Work request 1: Decide whether each statement agrees with the case report on paracoccidioidomycosis. Answer yes or no for each, quoting the words of the case report that settle it. (a) The patient drank 1–2 L of rum each day. (b) The HIV serology came back positive. (c) Itraconazole was given for 3 months.
Work request 2: From the case report on paracoccidioidomycosis, return the passage starting at "A 46-year-old male" and ending at "of rum daily.", copied word for word.

Source extract:

A 46-year-old male farmer born in Minas Gerais State, Brazil, presented with disseminated plaque-like, ulcerated skin lesions (Figure 1A–D). Laryngoscopy showed lesions on the pharyngeal, nasal, and laryngeal mucosa (Figure 1E). He was a heavy tobacco smoker and drank 1–2 L of rum daily.

Figure 1.
Figure 1.

Disseminated plaque-like, ulcerated skin lesions. It was presented in: A, the face, forehead, nasal and oral mucosa; B, abdomen; C, genital area and fingers; D, right leg; E, laryngoscopy showing granulomatous lesion in the laryngeal mucosa.

Citation: The American Society of Tropical Medicine and Hygiene 86, 1; 10.4269/ajtmh.2012.11-0347

The differential diagnosis included secondary syphilis, sporotrichosis, histoplasmosis, tuberculosis, chromomycosis, and leishmaniasis. The following serologies were negative: venereal disease research laboratory (VDRL), Chagas disease, hepatitis B surface antigen, hepatitis C antibodies, and human immunodeficiency virus (HIV). Biopsy showed granulomatous inflammation, and yeasts with birefringent walls and multiple buds with a rudder's wheel aspect, characteristic of paracoccidioidomycosis (PCM), were seen (Figure 2A and B). Enzyme-linked immunosorbent assay (ELISA) for rPb27 and rPb40 (highly specific for Paracoccidioides brasiliensis) was strongly positive.1

Figure 2.
Figure 2.

Histopathological analysis of a skin biopsy. A, Chronic ulcerative and granulomatous lesion of the skin (H&E stain 200×). B, Yeast spores with birefringent walls and multiple sporulation in the interior of a granuloma (Grocott stain 400×).

Citation: The American Society of Tropical Medicine and Hygiene 86, 1; 10.4269/ajtmh.2012.11-0347

Treatment with itraconazole (200 mg/day) resulted in generalized swelling, necessitating cessation. Cetoconazole (200 mg/day) was started and used for 3 months without improvement. Sulfamethoxazole-trimethoprim (800/160 mg two times per day) was added, and 60 days later, there was substantial improvement of the skin lesions; laryngeal lesions resolved after 6 months.

Dataset:
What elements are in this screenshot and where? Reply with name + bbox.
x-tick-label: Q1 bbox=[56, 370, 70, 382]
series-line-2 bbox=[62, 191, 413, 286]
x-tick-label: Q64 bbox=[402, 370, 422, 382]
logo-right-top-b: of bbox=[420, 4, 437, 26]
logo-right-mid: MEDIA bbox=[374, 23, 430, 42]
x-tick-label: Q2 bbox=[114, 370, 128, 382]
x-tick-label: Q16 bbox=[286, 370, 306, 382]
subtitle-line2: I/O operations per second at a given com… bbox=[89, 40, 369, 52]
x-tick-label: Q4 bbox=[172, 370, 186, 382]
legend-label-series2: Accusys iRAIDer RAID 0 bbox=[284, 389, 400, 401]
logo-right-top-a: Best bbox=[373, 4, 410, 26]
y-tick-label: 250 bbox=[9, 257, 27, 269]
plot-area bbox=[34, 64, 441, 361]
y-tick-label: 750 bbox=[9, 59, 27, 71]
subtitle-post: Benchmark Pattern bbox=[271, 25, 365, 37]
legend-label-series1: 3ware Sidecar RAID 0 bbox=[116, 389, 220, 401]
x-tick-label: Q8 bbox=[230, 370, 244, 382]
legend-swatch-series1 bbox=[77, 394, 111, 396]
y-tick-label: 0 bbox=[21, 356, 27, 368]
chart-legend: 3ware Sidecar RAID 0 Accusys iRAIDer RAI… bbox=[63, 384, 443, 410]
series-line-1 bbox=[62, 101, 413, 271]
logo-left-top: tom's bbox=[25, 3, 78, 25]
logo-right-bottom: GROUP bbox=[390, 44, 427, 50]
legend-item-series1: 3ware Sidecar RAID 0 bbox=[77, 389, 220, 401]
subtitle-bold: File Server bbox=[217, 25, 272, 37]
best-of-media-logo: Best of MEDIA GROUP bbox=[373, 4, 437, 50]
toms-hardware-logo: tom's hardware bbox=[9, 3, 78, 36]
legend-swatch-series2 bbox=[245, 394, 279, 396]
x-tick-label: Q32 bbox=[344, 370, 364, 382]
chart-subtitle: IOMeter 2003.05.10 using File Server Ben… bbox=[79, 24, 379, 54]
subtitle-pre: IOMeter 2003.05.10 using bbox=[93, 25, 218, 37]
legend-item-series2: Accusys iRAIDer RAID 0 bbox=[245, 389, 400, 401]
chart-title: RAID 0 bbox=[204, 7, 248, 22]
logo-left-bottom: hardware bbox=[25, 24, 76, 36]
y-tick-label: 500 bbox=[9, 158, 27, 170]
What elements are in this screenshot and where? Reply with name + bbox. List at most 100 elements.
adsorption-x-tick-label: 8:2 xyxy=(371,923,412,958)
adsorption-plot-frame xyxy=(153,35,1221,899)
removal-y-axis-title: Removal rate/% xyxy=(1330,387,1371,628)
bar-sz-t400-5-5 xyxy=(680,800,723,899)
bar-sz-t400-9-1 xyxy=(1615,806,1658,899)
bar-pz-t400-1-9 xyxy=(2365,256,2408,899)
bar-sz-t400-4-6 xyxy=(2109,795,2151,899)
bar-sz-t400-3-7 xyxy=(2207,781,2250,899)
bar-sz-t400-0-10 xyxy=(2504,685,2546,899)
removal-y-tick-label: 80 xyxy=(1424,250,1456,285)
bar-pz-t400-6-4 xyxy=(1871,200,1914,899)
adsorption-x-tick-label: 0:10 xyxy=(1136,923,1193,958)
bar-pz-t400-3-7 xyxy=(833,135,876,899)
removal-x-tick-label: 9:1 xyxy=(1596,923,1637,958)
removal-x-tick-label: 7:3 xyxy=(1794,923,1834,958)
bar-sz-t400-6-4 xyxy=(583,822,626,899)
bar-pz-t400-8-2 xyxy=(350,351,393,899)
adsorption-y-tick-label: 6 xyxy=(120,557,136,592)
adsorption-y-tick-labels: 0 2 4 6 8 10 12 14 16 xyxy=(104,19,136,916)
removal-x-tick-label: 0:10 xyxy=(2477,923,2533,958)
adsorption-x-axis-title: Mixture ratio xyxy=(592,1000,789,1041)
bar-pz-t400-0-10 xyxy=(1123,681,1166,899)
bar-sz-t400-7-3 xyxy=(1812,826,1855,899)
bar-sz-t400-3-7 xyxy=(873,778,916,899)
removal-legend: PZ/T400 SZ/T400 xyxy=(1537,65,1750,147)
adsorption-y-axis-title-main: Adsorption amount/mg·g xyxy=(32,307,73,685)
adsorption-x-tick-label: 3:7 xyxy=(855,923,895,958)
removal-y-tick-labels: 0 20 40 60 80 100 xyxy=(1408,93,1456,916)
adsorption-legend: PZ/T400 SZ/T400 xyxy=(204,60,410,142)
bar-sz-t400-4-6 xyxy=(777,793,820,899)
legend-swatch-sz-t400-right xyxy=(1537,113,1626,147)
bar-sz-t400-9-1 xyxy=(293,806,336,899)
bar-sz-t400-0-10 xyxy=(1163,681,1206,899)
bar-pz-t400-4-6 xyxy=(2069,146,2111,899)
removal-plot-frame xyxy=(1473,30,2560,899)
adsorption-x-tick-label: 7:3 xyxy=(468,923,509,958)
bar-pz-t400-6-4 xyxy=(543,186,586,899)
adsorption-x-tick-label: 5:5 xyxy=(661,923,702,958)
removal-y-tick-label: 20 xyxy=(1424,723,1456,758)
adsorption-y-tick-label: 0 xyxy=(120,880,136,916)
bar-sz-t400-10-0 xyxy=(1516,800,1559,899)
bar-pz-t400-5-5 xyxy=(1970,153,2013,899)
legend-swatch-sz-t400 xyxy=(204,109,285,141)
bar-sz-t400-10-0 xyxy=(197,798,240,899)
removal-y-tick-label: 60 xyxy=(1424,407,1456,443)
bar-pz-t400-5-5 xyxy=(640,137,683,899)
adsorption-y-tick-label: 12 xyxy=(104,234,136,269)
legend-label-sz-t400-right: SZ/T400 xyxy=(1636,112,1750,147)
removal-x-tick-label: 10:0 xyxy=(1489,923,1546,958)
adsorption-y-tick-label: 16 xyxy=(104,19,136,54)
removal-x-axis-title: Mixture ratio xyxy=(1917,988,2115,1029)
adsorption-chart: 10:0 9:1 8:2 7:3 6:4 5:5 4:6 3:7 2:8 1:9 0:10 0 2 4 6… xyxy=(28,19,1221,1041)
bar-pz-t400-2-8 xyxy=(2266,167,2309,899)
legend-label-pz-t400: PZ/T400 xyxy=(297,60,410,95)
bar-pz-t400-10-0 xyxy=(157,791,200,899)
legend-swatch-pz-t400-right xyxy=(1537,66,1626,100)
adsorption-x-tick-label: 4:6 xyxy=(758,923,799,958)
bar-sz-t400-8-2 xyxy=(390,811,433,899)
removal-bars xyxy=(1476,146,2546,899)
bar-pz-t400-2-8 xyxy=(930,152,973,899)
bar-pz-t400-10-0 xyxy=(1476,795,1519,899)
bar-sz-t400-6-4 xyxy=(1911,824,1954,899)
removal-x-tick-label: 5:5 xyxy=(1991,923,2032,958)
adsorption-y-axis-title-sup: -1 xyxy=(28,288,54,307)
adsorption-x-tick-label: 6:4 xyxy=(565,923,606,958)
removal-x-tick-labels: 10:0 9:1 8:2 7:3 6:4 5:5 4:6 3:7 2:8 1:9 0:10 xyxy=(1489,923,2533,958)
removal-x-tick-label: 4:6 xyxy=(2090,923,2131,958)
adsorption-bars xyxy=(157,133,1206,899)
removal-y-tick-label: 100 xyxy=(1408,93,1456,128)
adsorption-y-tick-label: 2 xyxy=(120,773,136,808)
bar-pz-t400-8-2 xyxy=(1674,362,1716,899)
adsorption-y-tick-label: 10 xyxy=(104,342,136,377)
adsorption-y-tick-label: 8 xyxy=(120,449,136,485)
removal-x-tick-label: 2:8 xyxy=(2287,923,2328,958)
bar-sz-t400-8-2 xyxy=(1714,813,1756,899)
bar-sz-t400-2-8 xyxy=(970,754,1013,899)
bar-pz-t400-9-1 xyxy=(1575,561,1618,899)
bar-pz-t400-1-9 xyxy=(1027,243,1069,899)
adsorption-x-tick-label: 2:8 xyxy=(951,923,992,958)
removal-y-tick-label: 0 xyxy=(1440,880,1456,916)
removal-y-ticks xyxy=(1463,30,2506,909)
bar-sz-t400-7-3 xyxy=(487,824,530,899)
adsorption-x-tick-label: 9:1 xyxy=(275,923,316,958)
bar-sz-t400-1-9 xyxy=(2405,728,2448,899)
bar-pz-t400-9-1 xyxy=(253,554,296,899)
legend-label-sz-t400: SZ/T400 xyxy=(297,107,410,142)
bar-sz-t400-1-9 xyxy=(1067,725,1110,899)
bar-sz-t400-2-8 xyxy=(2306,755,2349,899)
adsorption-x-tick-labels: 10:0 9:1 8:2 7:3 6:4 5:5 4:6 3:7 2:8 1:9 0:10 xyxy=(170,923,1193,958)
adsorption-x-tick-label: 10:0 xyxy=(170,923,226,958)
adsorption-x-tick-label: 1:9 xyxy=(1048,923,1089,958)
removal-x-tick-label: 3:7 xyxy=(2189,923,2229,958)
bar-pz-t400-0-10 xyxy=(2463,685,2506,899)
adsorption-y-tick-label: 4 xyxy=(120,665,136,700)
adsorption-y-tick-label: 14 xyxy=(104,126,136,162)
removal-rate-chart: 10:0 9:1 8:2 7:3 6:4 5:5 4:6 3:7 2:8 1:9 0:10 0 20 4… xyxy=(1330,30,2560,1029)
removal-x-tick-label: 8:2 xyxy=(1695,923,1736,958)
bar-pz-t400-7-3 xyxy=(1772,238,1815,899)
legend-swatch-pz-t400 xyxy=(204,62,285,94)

Exercise response 1:
(a) Yes: "drank 1–2 L of rum daily"
(b) No: "The following serologies were negative: venereal disease research laboratory (VDRL), Chagas disease, hepatitis B surface antigen, hepatitis C antibodies, and human immunodeficiency virus (HIV)."
(c) No: "Treatment with itraconazole (200 mg/day) resulted in generalized swelling, necessitating cessation."

Exercise response 2:
A 46-year-old male farmer born in Minas Gerais State, Brazil, presented with disseminated plaque-like, ulcerated skin lesions (Figure 1A–D). Laryngoscopy showed lesions on the pharyngeal, nasal, and laryngeal mucosa (Figure 1E). He was a heavy tobacco smoker and drank 1–2 L of rum daily.